Instruction: Each line that contains the string "solutions" counts once; report how many such lines appear in the data, as a number only.

Information supplied:
↓
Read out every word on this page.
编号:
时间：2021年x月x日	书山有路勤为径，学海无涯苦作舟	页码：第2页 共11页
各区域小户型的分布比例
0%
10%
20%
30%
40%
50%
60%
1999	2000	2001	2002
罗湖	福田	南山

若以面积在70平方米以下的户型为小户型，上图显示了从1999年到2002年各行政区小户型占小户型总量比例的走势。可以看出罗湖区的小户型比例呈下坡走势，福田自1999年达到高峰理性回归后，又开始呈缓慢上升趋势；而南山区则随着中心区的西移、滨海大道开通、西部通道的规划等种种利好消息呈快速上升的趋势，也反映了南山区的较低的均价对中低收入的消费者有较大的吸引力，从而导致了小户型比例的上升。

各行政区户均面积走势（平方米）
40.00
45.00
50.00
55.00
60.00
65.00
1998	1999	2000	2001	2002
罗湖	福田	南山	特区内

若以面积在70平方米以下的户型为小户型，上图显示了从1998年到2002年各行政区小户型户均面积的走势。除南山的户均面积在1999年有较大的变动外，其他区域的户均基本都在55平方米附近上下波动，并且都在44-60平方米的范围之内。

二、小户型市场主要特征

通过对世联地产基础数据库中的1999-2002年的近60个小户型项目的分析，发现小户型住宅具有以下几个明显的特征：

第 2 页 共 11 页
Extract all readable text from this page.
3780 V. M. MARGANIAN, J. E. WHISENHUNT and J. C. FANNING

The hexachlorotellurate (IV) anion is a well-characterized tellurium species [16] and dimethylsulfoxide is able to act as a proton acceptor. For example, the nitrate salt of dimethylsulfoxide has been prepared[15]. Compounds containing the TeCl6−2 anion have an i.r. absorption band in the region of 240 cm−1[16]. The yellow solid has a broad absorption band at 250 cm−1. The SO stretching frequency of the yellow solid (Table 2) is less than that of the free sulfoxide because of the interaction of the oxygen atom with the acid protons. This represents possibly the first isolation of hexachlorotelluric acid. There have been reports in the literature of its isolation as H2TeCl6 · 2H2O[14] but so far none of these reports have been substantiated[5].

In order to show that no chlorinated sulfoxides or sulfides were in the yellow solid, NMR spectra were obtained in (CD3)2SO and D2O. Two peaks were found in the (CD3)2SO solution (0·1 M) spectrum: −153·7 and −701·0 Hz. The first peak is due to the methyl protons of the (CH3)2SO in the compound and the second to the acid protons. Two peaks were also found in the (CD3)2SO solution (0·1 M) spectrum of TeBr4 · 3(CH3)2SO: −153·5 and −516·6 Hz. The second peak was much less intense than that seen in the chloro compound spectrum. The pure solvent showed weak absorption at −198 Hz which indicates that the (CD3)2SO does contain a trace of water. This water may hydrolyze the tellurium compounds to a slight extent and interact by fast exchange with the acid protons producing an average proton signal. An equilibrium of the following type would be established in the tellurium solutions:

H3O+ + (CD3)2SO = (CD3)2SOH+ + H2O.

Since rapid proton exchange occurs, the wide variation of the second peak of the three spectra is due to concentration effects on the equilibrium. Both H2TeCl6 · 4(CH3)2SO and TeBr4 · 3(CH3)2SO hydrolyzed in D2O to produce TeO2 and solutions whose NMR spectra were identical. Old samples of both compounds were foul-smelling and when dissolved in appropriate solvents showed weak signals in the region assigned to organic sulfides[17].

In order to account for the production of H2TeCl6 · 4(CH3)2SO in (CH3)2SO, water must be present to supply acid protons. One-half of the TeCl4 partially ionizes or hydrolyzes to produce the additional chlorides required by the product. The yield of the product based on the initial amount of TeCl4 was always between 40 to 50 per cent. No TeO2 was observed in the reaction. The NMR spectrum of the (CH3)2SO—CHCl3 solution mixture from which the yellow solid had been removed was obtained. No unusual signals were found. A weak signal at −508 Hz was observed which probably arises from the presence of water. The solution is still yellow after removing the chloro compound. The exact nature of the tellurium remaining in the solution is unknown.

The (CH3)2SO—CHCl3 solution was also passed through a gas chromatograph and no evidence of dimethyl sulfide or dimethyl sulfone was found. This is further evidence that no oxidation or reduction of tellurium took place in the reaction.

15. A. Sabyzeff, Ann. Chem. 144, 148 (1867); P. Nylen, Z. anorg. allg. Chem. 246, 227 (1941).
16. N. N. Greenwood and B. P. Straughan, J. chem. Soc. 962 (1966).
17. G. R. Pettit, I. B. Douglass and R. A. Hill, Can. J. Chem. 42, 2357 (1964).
↑
Task solution: 2